## What to produce
Collect every line of the records below that contains the word "integ".

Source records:
......

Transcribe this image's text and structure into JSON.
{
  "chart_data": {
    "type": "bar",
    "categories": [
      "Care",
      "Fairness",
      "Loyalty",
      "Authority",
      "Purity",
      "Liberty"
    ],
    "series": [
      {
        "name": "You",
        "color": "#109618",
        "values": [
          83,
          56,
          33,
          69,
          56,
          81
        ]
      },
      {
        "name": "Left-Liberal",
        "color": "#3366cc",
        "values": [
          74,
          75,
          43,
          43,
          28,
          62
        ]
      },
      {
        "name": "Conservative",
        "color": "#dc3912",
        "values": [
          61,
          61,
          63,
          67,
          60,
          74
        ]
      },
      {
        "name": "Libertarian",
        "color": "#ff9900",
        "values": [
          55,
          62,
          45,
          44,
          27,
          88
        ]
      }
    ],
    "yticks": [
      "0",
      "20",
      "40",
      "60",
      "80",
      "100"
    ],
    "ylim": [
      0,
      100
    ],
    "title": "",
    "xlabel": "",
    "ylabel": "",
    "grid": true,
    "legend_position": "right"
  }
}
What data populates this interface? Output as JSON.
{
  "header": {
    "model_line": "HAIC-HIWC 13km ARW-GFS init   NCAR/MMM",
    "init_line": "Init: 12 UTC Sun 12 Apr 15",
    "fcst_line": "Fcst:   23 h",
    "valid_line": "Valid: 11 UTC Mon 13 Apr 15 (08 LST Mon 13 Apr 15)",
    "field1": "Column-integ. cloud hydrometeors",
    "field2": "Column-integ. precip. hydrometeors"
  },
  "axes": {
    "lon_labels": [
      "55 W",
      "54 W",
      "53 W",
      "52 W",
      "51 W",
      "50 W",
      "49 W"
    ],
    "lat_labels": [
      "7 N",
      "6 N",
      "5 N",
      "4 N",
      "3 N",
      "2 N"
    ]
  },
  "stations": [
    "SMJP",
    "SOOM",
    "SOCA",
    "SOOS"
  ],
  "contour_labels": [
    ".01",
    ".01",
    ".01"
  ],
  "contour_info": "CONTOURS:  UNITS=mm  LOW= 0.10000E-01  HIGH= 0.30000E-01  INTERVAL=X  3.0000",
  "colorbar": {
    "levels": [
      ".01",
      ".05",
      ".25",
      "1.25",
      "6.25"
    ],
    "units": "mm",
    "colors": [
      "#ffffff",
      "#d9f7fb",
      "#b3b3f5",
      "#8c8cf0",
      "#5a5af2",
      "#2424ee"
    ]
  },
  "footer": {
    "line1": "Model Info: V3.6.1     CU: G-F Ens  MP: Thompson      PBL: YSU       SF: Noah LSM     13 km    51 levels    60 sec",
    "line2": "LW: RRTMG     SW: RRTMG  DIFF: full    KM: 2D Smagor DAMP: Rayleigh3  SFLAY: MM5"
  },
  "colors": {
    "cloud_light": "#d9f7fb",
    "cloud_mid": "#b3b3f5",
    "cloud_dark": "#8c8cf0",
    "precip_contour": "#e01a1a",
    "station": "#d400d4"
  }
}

......

## Output of the task
    "field1": "Column-integ. cloud hydrometeors",
    "field2": "Column-integ. precip. hydrometeors"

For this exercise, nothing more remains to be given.